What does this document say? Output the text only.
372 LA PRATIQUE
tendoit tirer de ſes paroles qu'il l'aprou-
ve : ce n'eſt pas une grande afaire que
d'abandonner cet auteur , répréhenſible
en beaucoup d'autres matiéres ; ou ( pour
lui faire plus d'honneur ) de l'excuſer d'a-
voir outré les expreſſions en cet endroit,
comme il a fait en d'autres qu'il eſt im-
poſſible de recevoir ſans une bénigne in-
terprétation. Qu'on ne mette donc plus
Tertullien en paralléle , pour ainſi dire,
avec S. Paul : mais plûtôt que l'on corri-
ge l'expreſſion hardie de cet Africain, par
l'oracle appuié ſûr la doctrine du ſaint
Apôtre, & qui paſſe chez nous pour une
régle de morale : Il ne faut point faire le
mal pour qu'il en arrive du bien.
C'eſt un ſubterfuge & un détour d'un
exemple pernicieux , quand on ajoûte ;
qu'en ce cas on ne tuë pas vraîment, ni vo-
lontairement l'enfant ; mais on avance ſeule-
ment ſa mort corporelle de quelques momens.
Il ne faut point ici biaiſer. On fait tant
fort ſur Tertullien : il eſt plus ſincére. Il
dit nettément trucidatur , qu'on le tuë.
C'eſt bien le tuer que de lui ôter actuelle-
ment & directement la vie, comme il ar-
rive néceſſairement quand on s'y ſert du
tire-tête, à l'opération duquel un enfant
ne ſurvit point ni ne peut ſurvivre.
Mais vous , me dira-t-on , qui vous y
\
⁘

• • • • • • •

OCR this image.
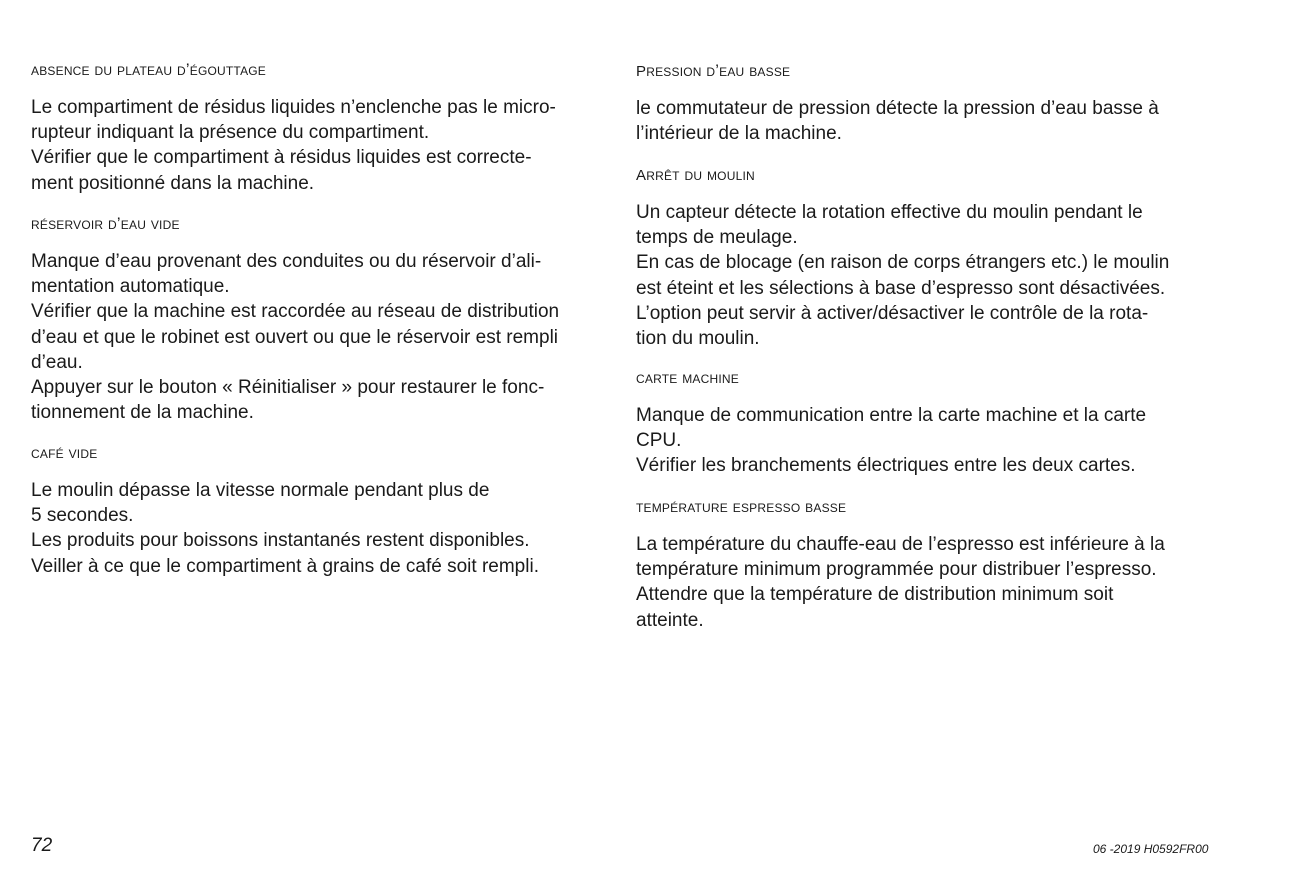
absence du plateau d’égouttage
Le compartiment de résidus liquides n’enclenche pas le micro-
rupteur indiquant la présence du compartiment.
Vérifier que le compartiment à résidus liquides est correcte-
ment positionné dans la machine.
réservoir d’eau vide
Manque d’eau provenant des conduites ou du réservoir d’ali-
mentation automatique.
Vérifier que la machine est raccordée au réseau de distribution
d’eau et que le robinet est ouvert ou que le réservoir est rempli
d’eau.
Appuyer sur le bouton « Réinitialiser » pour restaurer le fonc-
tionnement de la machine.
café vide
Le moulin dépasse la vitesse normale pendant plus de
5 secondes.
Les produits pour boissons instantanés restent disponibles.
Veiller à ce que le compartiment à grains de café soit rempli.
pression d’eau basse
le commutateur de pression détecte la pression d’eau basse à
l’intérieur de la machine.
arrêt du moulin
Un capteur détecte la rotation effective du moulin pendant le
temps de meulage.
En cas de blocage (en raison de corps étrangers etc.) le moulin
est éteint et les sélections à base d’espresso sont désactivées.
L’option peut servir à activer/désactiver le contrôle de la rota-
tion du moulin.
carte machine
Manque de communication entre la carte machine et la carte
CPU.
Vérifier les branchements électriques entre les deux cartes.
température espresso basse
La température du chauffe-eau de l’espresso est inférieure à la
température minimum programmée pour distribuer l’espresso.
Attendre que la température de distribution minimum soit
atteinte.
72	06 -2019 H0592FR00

• • • • • • •

Problem to solve –
Scan the records above for the string "espresso", then report every line that contains it.

Result of the exercise –
est éteint et les sélections à base d’espresso sont désactivées.
température espresso basse
La température du chauffe-eau de l’espresso est inférieure à la
température minimum programmée pour distribuer l’espresso.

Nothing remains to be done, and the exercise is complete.